> _EXERCISE OBJECTIVE_
Write out all of the data exactly as it appears.
──────── DATA FOR THIS EXERCISE ────────
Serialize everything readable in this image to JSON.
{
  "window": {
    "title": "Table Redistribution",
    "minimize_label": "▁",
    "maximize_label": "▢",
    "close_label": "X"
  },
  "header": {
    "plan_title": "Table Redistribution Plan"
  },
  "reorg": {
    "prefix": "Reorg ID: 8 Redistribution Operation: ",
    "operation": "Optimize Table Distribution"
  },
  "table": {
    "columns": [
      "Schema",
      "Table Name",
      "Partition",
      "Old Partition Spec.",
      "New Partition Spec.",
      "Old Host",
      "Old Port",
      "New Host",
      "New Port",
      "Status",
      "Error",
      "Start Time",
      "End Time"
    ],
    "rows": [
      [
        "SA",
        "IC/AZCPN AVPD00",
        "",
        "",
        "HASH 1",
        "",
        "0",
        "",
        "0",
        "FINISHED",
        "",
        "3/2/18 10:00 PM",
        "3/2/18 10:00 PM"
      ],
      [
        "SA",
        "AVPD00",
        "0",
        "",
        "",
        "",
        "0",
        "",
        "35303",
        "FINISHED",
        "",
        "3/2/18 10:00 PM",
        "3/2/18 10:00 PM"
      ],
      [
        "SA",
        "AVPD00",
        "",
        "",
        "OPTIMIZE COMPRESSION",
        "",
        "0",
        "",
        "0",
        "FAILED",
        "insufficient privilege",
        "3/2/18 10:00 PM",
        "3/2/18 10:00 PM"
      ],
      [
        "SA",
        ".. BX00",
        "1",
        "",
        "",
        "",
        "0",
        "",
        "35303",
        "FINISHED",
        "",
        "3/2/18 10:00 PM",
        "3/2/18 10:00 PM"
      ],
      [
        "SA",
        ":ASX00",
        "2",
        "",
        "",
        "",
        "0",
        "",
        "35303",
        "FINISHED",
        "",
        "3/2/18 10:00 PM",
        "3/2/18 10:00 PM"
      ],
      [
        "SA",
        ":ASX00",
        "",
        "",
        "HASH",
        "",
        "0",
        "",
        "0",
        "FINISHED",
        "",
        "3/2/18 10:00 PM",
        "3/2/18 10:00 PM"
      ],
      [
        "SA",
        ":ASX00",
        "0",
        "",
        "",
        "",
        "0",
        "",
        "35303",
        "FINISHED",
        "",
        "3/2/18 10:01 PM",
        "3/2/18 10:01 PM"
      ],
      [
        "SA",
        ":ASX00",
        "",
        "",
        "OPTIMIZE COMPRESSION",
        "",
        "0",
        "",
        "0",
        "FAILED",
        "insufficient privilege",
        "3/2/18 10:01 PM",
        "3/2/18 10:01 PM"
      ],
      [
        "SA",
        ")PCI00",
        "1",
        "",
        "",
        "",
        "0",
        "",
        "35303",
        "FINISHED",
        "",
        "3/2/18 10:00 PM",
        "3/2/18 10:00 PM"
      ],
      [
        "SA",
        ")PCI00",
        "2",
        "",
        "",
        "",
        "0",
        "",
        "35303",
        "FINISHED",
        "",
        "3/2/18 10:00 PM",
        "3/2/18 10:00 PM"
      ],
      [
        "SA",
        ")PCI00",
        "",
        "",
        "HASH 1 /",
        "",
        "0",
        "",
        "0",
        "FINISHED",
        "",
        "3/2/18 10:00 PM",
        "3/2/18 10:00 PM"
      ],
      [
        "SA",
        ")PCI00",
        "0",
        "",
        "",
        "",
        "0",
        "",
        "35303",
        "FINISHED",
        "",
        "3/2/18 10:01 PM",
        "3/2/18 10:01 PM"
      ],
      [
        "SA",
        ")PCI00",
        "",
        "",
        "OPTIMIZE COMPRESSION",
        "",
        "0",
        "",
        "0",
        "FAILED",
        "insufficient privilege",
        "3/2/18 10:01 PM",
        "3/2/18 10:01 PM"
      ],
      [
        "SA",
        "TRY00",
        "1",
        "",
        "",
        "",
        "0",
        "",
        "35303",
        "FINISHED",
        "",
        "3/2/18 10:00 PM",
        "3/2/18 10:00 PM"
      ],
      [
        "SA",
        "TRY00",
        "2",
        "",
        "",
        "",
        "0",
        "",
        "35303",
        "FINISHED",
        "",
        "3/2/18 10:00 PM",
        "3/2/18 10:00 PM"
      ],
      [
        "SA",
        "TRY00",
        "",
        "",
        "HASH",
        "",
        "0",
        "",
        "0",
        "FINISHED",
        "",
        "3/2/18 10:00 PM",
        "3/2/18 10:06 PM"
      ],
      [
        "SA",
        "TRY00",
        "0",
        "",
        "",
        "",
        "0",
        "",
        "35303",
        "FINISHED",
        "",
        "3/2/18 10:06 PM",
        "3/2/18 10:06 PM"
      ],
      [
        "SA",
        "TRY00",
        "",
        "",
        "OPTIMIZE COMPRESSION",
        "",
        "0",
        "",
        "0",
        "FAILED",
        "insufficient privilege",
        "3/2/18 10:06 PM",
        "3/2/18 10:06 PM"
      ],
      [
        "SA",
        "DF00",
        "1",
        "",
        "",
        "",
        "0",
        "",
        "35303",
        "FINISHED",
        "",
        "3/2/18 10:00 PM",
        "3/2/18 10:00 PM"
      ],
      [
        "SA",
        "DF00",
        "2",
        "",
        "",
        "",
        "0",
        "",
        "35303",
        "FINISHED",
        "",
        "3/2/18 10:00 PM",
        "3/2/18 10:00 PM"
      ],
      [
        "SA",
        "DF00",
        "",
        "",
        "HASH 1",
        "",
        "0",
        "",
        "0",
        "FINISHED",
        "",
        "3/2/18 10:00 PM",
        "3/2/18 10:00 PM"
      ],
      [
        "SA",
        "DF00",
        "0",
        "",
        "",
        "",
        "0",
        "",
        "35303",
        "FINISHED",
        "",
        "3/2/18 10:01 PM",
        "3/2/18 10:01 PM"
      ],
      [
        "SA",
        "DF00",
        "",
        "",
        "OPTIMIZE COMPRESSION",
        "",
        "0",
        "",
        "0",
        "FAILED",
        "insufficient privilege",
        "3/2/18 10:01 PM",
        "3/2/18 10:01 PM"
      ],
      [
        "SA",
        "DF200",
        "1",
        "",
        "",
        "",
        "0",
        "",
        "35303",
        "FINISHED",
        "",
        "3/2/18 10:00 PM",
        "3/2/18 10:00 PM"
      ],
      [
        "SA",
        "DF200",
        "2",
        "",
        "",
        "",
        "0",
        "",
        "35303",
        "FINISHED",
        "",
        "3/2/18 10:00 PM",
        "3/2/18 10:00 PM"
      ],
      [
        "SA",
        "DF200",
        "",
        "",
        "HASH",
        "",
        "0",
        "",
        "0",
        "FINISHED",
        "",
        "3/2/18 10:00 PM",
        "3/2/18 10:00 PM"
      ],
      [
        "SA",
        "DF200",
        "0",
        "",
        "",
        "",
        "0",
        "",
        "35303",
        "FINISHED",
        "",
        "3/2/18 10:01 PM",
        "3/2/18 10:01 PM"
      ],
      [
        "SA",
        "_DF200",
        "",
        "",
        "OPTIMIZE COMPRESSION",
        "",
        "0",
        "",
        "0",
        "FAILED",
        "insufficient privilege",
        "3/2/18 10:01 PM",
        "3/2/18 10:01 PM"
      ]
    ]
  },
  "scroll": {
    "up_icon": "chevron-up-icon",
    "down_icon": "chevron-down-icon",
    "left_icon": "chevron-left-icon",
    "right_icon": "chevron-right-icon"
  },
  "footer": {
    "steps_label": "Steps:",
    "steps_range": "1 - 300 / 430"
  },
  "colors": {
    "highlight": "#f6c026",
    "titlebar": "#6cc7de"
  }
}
────────
> _EXERCISE ANSWER_
Serialize everything readable in this image to JSON.
{
  "window": {
    "title": "Table Redistribution",
    "minimize_label": "▁",
    "maximize_label": "▢",
    "close_label": "X"
  },
  "header": {
    "plan_title": "Table Redistribution Plan"
  },
  "reorg": {
    "prefix": "Reorg ID: 8 Redistribution Operation: ",
    "operation": "Optimize Table Distribution"
  },
  "table": {
    "columns": [
      "Schema",
      "Table Name",
      "Partition",
      "Old Partition Spec.",
      "New Partition Spec.",
      "Old Host",
      "Old Port",
      "New Host",
      "New Port",
      "Status",
      "Error",
      "Start Time",
      "End Time"
    ],
    "rows": [
      [
        "SA",
        "IC/AZCPN AVPD00",
        "",
        "",
        "HASH 1",
        "",
        "0",
        "",
        "0",
        "FINISHED",
        "",
        "3/2/18 10:00 PM",
        "3/2/18 10:00 PM"
      ],
      [
        "SA",
        "AVPD00",
        "0",
        "",
        "",
        "",
        "0",
        "",
        "35303",
        "FINISHED",
        "",
        "3/2/18 10:00 PM",
        "3/2/18 10:00 PM"
      ],
      [
        "SA",
        "AVPD00",
        "",
        "",
        "OPTIMIZE COMPRESSION",
        "",
        "0",
        "",
        "0",
        "FAILED",
        "insufficient privilege",
        "3/2/18 10:00 PM",
        "3/2/18 10:00 PM"
      ],
      [
        "SA",
        ".. BX00",
        "1",
        "",
        "",
        "",
        "0",
        "",
        "35303",
        "FINISHED",
        "",
        "3/2/18 10:00 PM",
        "3/2/18 10:00 PM"
      ],
      [
        "SA",
        ":ASX00",
        "2",
        "",
        "",
        "",
        "0",
        "",
        "35303",
        "FINISHED",
        "",
        "3/2/18 10:00 PM",
        "3/2/18 10:00 PM"
      ],
      [
        "SA",
        ":ASX00",
        "",
        "",
        "HASH",
        "",
        "0",
        "",
        "0",
        "FINISHED",
        "",
        "3/2/18 10:00 PM",
        "3/2/18 10:00 PM"
      ],
      [
        "SA",
        ":ASX00",
        "0",
        "",
        "",
        "",
        "0",
        "",
        "35303",
        "FINISHED",
        "",
        "3/2/18 10:01 PM",
        "3/2/18 10:01 PM"
      ],
      [
        "SA",
        ":ASX00",
        "",
        "",
        "OPTIMIZE COMPRESSION",
        "",
        "0",
        "",
        "0",
        "FAILED",
        "insufficient privilege",
        "3/2/18 10:01 PM",
        "3/2/18 10:01 PM"
      ],
      [
        "SA",
        ")PCI00",
        "1",
        "",
        "",
        "",
        "0",
        "",
        "35303",
        "FINISHED",
        "",
        "3/2/18 10:00 PM",
        "3/2/18 10:00 PM"
      ],
      [
        "SA",
        ")PCI00",
        "2",
        "",
        "",
        "",
        "0",
        "",
        "35303",
        "FINISHED",
        "",
        "3/2/18 10:00 PM",
        "3/2/18 10:00 PM"
      ],
      [
        "SA",
        ")PCI00",
        "",
        "",
        "HASH 1 /",
        "",
        "0",
        "",
        "0",
        "FINISHED",
        "",
        "3/2/18 10:00 PM",
        "3/2/18 10:00 PM"
      ],
      [
        "SA",
        ")PCI00",
        "0",
        "",
        "",
        "",
        "0",
        "",
        "35303",
        "FINISHED",
        "",
        "3/2/18 10:01 PM",
        "3/2/18 10:01 PM"
      ],
      [
        "SA",
        ")PCI00",
        "",
        "",
        "OPTIMIZE COMPRESSION",
        "",
        "0",
        "",
        "0",
        "FAILED",
        "insufficient privilege",
        "3/2/18 10:01 PM",
        "3/2/18 10:01 PM"
      ],
      [
        "SA",
        "TRY00",
        "1",
        "",
        "",
        "",
        "0",
        "",
        "35303",
        "FINISHED",
        "",
        "3/2/18 10:00 PM",
        "3/2/18 10:00 PM"
      ],
      [
        "SA",
        "TRY00",
        "2",
        "",
        "",
        "",
        "0",
        "",
        "35303",
        "FINISHED",
        "",
        "3/2/18 10:00 PM",
        "3/2/18 10:00 PM"
      ],
      [
        "SA",
        "TRY00",
        "",
        "",
        "HASH",
        "",
        "0",
        "",
        "0",
        "FINISHED",
        "",
        "3/2/18 10:00 PM",
        "3/2/18 10:06 PM"
      ],
      [
        "SA",
        "TRY00",
        "0",
        "",
        "",
        "",
        "0",
        "",
        "35303",
        "FINISHED",
        "",
        "3/2/18 10:06 PM",
        "3/2/18 10:06 PM"
      ],
      [
        "SA",
        "TRY00",
        "",
        "",
        "OPTIMIZE COMPRESSION",
        "",
        "0",
        "",
        "0",
        "FAILED",
        "insufficient privilege",
        "3/2/18 10:06 PM",
        "3/2/18 10:06 PM"
      ],
      [
        "SA",
        "DF00",
        "1",
        "",
        "",
        "",
        "0",
        "",
        "35303",
        "FINISHED",
        "",
        "3/2/18 10:00 PM",
        "3/2/18 10:00 PM"
      ],
      [
        "SA",
        "DF00",
        "2",
        "",
        "",
        "",
        "0",
        "",
        "35303",
        "FINISHED",
        "",
        "3/2/18 10:00 PM",
        "3/2/18 10:00 PM"
      ],
      [
        "SA",
        "DF00",
        "",
        "",
        "HASH 1",
        "",
        "0",
        "",
        "0",
        "FINISHED",
        "",
        "3/2/18 10:00 PM",
        "3/2/18 10:00 PM"
      ],
      [
        "SA",
        "DF00",
        "0",
        "",
        "",
        "",
        "0",
        "",
        "35303",
        "FINISHED",
        "",
        "3/2/18 10:01 PM",
        "3/2/18 10:01 PM"
      ],
      [
        "SA",
        "DF00",
        "",
        "",
        "OPTIMIZE COMPRESSION",
        "",
        "0",
        "",
        "0",
        "FAILED",
        "insufficient privilege",
        "3/2/18 10:01 PM",
        "3/2/18 10:01 PM"
      ],
      [
        "SA",
        "DF200",
        "1",
        "",
        "",
        "",
        "0",
        "",
        "35303",
        "FINISHED",
        "",
        "3/2/18 10:00 PM",
        "3/2/18 10:00 PM"
      ],
      [
        "SA",
        "DF200",
        "2",
        "",
        "",
        "",
        "0",
        "",
        "35303",
        "FINISHED",
        "",
        "3/2/18 10:00 PM",
        "3/2/18 10:00 PM"
      ],
      [
        "SA",
        "DF200",
        "",
        "",
        "HASH",
        "",
        "0",
        "",
        "0",
        "FINISHED",
        "",
        "3/2/18 10:00 PM",
        "3/2/18 10:00 PM"
      ],
      [
        "SA",
        "DF200",
        "0",
        "",
        "",
        "",
        "0",
        "",
        "35303",
        "FINISHED",
        "",
        "3/2/18 10:01 PM",
        "3/2/18 10:01 PM"
      ],
      [
        "SA",
        "_DF200",
        "",
        "",
        "OPTIMIZE COMPRESSION",
        "",
        "0",
        "",
        "0",
        "FAILED",
        "insufficient privilege",
        "3/2/18 10:01 PM",
        "3/2/18 10:01 PM"
      ]
    ]
  },
  "scroll": {
    "up_icon": "chevron-up-icon",
    "down_icon": "chevron-down-icon",
    "left_icon": "chevron-left-icon",
    "right_icon": "chevron-right-icon"
  },
  "footer": {
    "steps_label": "Steps:",
    "steps_range": "1 - 300 / 430"
  },
  "colors": {
    "highlight": "#f6c026",
    "titlebar": "#6cc7de"
  }
}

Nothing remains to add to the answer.